### TASK REQUIREMENTS
Render every line in the entries below, from the line containing "- Bar: [68, 285, 106, 303]" down to the line containing "- Bar: [116, 211, 154, 229]", as a JSON list of strings with one string per line and blank lines omitted.
━━━ DATASET ROWS
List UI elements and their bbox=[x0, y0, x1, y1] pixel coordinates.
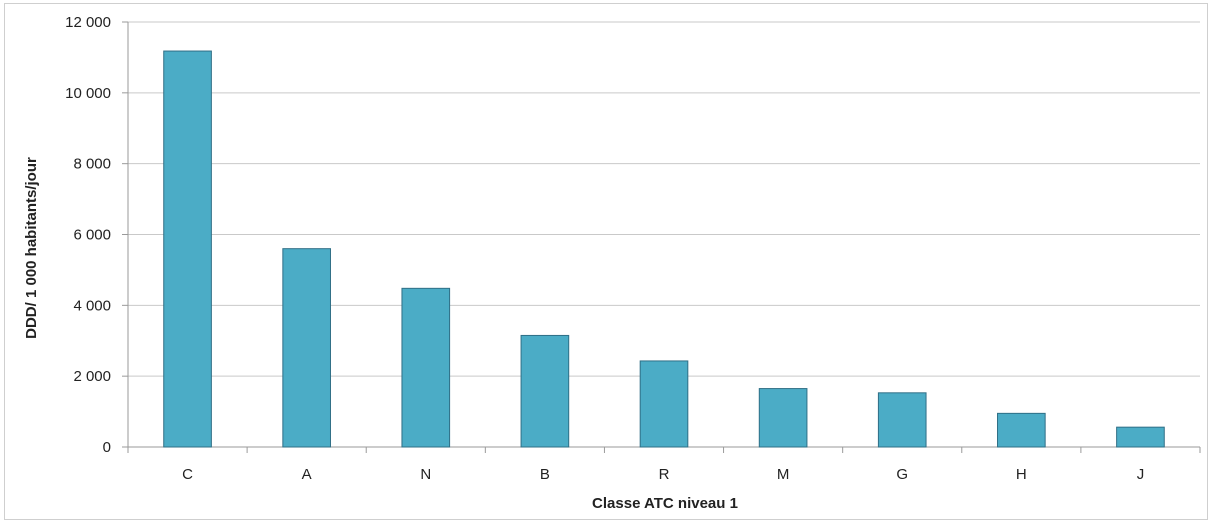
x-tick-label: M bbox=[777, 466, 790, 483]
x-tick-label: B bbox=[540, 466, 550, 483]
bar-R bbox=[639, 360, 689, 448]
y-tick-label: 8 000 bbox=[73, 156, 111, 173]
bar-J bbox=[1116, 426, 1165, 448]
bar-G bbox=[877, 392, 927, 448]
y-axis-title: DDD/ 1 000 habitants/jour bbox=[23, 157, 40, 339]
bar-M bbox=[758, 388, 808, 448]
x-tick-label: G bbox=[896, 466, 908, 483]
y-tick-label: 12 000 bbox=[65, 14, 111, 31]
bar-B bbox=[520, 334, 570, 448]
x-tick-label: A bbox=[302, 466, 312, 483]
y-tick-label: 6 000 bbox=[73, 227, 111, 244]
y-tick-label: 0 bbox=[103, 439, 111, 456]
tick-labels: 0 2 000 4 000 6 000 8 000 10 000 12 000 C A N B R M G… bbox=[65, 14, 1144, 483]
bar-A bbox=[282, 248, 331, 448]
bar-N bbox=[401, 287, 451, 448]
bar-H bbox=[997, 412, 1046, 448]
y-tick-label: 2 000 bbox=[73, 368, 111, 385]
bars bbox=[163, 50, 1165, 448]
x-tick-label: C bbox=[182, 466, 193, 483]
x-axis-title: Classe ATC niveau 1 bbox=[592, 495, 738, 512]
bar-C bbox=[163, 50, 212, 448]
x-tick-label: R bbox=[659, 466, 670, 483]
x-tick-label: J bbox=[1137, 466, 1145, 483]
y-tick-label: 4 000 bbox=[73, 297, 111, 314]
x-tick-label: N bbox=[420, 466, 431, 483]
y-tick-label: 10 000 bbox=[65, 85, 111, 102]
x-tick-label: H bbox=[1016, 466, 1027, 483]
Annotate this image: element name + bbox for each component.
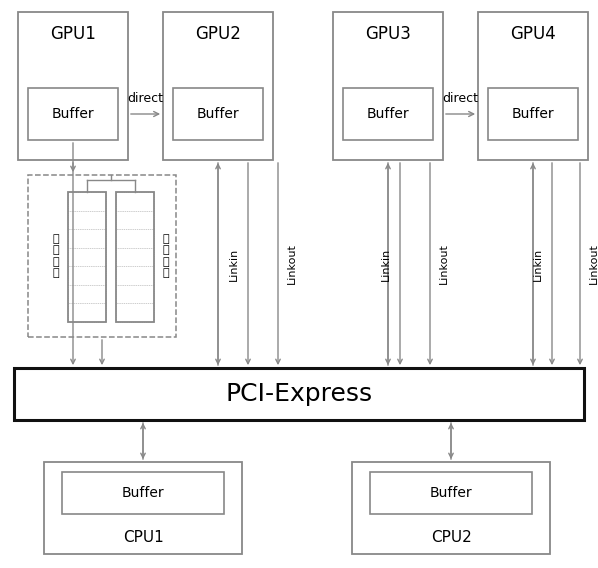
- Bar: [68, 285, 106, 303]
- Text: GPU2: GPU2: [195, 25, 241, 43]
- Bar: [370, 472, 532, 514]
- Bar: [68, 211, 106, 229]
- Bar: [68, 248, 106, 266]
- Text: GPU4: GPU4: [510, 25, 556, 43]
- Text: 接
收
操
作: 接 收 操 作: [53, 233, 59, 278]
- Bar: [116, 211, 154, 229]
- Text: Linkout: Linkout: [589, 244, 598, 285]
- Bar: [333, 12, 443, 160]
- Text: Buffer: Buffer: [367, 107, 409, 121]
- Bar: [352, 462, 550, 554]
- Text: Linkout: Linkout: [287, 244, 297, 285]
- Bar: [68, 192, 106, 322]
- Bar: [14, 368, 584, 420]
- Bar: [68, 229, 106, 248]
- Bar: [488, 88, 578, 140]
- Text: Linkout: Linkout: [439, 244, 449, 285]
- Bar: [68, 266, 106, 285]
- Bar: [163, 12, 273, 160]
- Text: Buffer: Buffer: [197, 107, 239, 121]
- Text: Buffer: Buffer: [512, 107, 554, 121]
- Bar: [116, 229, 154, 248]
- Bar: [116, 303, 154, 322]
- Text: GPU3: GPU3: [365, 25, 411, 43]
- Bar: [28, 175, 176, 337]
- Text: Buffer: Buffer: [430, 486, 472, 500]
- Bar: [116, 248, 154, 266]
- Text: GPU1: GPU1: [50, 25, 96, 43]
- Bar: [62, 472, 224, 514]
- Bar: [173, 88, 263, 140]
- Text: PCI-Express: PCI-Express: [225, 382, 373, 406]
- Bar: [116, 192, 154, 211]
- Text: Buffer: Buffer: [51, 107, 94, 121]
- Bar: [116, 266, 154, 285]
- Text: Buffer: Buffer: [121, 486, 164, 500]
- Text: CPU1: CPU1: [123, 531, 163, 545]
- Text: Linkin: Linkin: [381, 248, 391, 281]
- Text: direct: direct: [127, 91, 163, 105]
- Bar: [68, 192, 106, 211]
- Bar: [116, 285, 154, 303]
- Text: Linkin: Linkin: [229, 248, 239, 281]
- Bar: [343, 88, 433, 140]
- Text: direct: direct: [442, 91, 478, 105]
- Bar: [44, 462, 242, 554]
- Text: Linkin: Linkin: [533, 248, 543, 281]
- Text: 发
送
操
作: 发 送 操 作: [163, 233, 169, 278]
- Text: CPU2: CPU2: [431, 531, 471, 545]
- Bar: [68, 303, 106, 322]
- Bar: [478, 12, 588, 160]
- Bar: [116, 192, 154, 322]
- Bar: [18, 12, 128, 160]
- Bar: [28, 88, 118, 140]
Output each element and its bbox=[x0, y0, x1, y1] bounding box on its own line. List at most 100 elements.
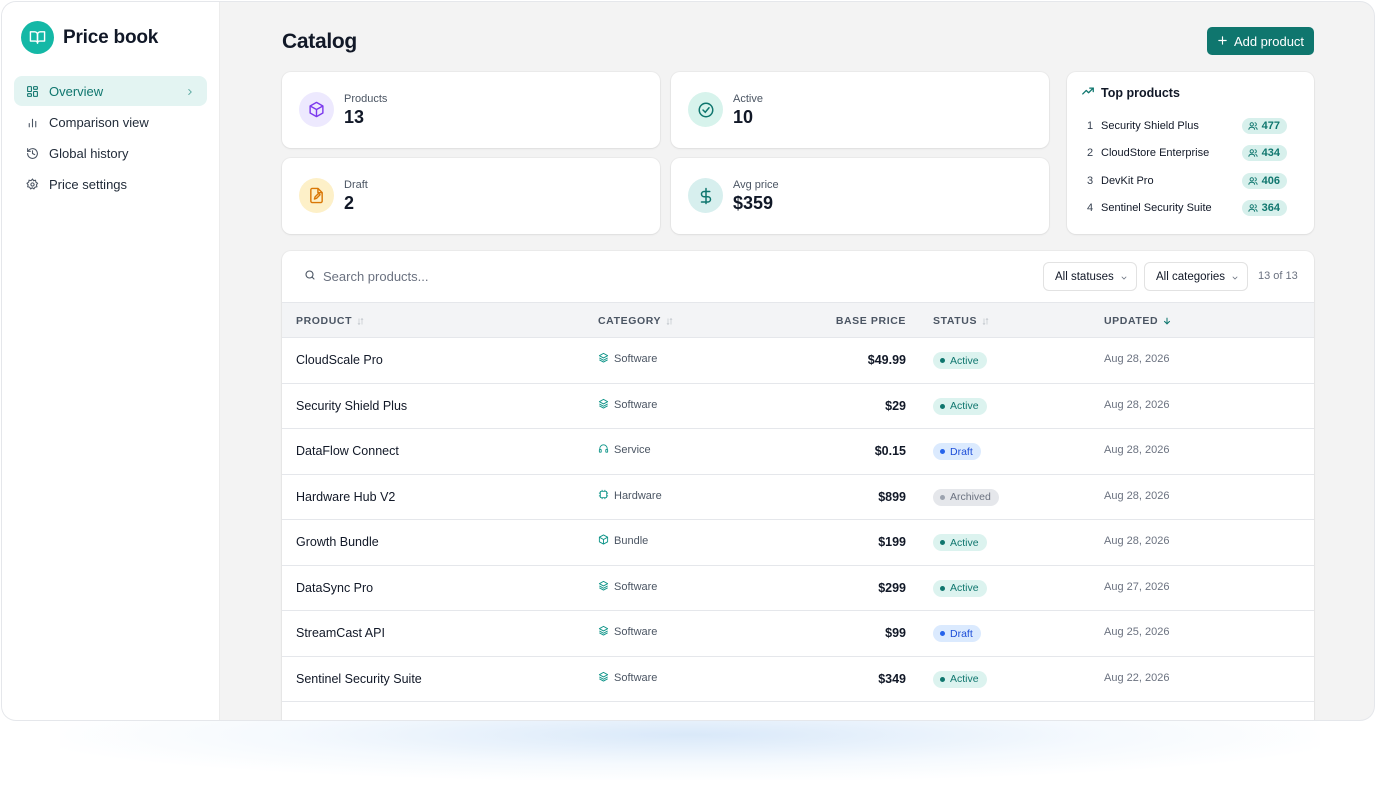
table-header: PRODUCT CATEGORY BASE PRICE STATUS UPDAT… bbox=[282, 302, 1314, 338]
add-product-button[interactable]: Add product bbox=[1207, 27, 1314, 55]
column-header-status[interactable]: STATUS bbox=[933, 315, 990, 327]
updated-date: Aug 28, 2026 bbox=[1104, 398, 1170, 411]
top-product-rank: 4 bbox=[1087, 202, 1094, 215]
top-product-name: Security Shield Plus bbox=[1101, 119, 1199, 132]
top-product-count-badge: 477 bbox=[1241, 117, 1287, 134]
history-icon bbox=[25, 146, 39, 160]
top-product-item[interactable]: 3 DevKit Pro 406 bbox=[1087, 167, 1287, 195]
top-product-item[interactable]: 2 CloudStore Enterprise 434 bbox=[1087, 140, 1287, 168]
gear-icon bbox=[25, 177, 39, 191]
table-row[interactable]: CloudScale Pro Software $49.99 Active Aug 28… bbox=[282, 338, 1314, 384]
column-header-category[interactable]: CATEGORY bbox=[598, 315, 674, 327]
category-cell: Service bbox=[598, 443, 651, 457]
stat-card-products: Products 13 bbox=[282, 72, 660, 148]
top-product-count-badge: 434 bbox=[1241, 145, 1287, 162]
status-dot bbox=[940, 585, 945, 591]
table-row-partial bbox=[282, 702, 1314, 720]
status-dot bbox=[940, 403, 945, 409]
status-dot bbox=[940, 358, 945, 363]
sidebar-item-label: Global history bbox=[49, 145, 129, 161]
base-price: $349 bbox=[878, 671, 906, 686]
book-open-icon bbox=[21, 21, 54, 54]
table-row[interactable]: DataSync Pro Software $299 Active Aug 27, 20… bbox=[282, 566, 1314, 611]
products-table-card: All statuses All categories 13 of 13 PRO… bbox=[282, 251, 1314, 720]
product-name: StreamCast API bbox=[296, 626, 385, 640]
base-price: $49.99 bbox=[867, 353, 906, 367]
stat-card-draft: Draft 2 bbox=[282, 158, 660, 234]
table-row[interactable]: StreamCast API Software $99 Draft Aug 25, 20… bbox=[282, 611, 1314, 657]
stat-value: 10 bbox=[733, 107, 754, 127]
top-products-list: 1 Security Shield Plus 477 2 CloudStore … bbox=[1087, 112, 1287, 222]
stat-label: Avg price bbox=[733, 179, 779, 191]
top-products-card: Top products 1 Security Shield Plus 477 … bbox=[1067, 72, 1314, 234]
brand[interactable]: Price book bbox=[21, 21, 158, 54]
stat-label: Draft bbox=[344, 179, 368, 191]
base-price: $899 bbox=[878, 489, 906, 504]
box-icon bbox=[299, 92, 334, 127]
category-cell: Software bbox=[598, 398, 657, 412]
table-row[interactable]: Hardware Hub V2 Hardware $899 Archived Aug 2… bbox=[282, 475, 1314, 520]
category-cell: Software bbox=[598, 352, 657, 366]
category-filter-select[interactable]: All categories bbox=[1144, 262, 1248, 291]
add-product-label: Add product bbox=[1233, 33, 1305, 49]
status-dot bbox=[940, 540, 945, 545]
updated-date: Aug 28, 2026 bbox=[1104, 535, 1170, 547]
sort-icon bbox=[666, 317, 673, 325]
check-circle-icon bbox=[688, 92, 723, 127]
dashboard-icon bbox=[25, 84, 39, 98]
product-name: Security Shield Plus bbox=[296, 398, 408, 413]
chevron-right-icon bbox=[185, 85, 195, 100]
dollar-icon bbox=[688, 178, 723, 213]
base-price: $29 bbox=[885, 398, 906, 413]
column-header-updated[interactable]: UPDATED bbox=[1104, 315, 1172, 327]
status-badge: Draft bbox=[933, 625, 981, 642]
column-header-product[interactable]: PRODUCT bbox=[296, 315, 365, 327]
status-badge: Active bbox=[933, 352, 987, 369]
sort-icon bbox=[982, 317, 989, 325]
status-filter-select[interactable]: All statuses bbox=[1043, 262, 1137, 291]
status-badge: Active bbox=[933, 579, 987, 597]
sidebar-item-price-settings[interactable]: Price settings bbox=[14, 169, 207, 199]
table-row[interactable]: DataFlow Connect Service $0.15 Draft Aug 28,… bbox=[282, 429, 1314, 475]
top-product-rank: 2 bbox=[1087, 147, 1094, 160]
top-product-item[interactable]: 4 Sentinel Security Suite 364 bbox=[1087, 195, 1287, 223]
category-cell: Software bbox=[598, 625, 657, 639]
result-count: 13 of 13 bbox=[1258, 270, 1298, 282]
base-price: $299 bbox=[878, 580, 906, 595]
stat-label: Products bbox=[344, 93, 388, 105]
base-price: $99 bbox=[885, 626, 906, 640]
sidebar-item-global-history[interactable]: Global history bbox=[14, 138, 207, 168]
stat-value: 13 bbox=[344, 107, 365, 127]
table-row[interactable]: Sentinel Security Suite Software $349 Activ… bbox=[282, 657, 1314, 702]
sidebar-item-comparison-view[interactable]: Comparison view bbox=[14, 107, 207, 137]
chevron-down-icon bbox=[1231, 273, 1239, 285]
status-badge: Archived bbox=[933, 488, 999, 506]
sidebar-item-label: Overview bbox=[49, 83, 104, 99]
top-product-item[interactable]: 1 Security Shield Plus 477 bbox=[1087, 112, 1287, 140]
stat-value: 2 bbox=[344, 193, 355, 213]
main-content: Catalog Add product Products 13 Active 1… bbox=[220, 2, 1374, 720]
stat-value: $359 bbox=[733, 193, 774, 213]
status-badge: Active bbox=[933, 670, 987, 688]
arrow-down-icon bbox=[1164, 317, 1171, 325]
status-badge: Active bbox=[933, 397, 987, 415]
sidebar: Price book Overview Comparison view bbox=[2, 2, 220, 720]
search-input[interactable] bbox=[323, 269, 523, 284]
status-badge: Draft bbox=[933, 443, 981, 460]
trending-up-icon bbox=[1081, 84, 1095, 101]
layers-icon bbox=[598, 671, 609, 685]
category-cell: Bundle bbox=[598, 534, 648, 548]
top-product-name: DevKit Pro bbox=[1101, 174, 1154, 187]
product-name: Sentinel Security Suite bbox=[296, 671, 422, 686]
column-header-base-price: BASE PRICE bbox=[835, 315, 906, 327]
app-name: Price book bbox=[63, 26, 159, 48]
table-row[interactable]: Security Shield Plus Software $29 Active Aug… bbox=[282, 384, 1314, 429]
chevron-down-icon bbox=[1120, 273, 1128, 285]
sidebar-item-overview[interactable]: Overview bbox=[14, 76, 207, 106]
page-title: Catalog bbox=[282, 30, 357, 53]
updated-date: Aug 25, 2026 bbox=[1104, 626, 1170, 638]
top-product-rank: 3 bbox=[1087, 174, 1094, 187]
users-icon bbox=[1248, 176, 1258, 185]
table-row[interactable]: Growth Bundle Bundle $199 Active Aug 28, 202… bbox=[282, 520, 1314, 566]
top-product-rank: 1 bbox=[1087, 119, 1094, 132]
━━━━━━
### WRITTEN SOLUTION
[
  "- Bar: [68, 285, 106, 303]",
  "- Text: GPU2: GPU2: [195, 25, 241, 43]",
  "- Bar: [370, 472, 532, 514]",
  "- Bar: [68, 211, 106, 229]",
  "- Bar: [68, 248, 106, 266]",
  "- Text: GPU4: GPU4: [510, 25, 556, 43]",
  "- Text: 接",
  "收",
  "操",
  "作: 接 收 操 作: [53, 233, 59, 278]",
  "- Bar: [116, 211, 154, 229]"
]